## begin Records for the exercise

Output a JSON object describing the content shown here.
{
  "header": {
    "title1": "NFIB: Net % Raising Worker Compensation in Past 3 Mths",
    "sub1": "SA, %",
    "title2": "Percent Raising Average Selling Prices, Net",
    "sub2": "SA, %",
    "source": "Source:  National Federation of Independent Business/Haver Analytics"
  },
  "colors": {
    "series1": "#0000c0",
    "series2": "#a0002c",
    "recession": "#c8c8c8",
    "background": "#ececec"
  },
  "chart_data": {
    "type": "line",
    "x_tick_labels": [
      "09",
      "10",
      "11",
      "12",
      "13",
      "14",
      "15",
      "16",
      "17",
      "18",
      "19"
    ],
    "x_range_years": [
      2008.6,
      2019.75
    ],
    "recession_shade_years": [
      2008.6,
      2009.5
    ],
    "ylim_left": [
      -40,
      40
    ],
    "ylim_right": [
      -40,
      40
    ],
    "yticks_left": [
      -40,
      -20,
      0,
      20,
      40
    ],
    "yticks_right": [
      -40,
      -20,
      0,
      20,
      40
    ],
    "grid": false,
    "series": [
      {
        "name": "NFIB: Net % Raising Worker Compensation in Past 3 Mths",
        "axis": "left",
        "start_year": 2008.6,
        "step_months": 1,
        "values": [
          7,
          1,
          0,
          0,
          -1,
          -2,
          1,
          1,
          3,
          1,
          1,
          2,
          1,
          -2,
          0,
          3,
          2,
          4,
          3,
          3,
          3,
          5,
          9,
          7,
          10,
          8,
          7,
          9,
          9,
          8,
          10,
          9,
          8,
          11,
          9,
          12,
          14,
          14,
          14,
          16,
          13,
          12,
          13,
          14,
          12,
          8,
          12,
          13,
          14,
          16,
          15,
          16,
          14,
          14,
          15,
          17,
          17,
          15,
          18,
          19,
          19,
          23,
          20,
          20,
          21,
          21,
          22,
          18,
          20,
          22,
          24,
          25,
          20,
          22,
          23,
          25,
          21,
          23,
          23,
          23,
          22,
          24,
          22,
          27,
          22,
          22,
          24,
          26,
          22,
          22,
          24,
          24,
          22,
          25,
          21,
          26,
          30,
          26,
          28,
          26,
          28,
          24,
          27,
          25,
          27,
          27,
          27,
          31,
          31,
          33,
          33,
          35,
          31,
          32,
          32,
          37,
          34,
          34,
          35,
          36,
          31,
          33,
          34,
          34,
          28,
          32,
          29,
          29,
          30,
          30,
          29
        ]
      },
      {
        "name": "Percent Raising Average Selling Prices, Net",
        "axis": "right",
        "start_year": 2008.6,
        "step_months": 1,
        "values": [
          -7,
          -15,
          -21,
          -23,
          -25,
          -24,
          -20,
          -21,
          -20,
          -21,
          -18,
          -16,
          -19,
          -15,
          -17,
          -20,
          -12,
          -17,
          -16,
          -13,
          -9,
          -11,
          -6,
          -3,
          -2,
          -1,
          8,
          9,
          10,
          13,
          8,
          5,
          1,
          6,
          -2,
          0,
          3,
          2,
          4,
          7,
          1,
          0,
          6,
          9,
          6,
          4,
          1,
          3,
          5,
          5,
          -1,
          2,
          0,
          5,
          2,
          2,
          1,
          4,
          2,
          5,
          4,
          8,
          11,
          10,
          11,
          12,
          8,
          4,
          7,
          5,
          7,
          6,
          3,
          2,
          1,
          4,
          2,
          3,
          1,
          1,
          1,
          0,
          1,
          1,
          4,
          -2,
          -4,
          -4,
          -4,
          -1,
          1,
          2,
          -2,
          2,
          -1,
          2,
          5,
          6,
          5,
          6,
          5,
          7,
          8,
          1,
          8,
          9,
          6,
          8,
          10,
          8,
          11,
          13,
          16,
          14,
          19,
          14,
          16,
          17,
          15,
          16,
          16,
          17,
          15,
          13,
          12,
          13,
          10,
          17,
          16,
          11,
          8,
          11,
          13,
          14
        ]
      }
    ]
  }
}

## end Records for the exercise

Tally the lines of the data that hold the string "Selling". Answer with the number and nothing more.

2